--- Records ---

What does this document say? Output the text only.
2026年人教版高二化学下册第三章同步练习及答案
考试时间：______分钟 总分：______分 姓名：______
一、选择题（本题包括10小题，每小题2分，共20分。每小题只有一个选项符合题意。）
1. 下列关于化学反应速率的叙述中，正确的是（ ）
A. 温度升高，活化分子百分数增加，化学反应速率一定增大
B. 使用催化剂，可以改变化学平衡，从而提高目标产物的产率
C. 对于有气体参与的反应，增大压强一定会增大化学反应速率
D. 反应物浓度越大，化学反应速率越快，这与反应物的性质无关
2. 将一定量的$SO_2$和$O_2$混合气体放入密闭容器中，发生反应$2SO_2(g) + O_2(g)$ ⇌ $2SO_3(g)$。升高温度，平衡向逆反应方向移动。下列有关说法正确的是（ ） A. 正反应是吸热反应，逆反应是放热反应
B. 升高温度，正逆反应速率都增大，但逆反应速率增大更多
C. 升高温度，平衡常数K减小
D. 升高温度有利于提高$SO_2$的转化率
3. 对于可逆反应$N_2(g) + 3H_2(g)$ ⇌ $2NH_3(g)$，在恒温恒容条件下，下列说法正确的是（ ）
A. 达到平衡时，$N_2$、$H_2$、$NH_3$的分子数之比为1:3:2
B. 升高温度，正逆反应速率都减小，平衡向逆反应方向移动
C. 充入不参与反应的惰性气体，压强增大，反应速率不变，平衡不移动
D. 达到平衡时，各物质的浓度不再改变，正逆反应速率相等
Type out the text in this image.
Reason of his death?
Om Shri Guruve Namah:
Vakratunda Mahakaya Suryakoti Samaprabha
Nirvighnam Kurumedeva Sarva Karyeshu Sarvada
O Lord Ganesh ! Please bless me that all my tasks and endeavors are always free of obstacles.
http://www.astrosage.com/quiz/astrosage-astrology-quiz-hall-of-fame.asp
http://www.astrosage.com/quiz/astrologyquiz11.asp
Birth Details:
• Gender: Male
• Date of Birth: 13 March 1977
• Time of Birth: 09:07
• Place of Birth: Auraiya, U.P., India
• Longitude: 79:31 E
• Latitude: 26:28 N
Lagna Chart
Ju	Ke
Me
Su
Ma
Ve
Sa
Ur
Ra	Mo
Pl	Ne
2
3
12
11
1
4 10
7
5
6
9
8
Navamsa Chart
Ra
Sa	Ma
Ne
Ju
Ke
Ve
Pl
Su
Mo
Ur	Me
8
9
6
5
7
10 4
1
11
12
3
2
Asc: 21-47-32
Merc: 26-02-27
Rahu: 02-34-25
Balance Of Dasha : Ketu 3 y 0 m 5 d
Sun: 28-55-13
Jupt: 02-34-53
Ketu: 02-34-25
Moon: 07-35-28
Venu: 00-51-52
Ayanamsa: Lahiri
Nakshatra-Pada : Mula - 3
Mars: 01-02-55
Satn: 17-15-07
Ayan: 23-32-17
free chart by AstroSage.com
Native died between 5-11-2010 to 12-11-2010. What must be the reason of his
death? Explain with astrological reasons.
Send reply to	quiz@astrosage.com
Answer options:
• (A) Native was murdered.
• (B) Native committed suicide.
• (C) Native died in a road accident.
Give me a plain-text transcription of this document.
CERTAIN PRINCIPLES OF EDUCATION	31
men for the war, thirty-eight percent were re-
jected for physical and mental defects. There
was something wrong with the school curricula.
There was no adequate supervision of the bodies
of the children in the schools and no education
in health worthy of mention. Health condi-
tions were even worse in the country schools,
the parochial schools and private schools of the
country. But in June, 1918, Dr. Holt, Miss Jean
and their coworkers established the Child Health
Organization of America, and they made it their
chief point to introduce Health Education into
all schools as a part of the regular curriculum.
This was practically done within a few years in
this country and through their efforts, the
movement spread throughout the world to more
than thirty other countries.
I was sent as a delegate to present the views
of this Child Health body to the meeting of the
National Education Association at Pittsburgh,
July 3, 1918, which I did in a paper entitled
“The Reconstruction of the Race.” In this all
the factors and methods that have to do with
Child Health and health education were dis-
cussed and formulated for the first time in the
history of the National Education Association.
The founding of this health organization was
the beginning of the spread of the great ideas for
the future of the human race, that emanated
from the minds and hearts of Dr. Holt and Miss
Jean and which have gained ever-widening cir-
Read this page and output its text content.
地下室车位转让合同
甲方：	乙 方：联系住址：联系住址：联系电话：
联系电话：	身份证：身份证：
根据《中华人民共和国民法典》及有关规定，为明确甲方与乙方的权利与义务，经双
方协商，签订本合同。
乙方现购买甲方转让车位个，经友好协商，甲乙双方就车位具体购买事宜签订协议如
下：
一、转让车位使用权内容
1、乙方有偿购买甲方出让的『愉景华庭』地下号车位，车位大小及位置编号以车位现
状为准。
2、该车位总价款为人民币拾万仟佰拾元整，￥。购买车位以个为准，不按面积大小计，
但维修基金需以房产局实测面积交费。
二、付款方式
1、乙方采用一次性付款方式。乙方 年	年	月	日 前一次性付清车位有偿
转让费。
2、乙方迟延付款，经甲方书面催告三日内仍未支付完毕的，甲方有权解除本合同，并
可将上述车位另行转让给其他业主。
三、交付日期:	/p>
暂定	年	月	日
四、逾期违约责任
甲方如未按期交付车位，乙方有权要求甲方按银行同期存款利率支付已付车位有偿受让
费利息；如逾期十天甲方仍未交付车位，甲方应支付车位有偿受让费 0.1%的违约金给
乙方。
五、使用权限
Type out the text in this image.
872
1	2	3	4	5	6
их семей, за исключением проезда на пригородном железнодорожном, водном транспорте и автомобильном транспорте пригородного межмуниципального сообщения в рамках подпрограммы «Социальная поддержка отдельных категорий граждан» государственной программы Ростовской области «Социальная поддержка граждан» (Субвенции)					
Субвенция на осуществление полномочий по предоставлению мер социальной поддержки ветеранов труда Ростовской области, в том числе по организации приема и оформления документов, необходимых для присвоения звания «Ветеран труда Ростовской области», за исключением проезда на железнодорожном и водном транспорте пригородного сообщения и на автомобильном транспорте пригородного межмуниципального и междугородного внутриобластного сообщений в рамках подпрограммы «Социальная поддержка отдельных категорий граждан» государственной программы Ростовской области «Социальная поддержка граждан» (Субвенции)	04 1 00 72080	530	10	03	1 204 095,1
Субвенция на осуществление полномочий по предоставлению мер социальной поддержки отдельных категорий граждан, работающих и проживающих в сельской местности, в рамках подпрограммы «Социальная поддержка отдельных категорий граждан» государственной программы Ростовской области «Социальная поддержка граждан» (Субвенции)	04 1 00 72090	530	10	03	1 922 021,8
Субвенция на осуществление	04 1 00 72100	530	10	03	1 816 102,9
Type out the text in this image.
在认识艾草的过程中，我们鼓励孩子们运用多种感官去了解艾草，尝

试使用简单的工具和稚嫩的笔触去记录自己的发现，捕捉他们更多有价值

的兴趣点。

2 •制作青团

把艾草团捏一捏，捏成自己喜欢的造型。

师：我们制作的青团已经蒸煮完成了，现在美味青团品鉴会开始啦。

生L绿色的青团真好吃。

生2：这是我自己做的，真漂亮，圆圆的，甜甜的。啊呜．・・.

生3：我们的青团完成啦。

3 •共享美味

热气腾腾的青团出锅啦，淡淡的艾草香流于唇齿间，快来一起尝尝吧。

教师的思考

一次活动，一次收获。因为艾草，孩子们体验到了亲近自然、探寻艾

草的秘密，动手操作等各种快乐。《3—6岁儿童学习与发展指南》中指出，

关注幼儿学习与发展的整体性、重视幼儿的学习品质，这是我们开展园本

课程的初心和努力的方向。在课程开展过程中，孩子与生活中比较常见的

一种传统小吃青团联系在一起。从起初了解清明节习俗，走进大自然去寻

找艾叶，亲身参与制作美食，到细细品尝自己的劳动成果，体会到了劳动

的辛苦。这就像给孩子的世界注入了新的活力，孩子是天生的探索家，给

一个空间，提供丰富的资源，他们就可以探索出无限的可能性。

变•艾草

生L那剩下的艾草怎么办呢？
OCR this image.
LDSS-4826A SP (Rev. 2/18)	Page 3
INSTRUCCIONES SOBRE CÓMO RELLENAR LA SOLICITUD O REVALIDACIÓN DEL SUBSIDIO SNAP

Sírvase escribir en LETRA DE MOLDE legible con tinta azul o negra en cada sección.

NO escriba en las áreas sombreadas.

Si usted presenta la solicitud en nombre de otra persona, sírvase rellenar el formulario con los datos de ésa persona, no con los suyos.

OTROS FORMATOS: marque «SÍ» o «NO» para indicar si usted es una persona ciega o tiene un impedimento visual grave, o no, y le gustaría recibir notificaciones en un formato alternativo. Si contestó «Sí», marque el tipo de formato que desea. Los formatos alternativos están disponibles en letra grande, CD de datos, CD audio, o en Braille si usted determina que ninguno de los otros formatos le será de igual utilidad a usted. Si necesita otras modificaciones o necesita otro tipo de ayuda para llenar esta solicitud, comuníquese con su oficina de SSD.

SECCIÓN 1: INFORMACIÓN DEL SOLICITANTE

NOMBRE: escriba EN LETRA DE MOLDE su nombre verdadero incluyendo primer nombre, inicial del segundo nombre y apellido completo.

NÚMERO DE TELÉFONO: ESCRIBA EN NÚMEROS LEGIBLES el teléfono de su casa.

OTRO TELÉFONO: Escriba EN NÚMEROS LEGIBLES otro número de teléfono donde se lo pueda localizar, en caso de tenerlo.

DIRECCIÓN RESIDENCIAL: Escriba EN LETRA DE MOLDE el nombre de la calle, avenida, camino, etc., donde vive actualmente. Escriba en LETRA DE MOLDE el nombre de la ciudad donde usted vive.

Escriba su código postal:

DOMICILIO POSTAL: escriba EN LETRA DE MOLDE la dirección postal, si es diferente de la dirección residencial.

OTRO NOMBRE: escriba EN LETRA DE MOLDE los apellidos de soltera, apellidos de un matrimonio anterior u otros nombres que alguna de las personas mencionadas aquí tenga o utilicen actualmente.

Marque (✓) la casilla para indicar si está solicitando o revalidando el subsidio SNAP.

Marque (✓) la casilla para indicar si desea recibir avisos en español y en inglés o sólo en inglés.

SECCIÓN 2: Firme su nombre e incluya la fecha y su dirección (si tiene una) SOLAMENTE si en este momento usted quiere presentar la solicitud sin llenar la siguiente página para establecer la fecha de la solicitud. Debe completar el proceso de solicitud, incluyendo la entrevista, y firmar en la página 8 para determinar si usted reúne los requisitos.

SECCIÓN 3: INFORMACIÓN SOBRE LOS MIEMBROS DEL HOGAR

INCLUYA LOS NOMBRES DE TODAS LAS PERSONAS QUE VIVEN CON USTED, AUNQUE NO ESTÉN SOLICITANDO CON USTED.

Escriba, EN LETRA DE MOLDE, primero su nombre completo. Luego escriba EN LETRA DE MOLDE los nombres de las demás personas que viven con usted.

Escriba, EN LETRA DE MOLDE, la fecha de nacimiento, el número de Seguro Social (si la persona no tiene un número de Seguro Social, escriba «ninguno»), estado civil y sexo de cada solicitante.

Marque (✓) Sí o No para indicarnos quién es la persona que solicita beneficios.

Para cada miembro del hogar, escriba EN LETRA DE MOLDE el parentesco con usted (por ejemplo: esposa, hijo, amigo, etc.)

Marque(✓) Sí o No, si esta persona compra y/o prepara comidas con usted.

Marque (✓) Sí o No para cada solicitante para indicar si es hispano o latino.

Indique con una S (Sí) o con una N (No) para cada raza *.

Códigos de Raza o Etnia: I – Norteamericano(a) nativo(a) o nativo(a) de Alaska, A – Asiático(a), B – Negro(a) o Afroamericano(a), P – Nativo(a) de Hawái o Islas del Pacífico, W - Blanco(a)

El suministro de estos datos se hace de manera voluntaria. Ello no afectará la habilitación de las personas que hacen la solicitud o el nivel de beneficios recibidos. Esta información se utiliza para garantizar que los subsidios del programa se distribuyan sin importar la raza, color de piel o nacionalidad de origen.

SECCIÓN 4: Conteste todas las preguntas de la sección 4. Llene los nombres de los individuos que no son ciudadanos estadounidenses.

---

Gather every line from the listing above in which the word "Holt" appears.

:: Exercise response ::
country. But in June, 1918, Dr. Holt, Miss Jean
from the minds and hearts of Dr. Holt and Miss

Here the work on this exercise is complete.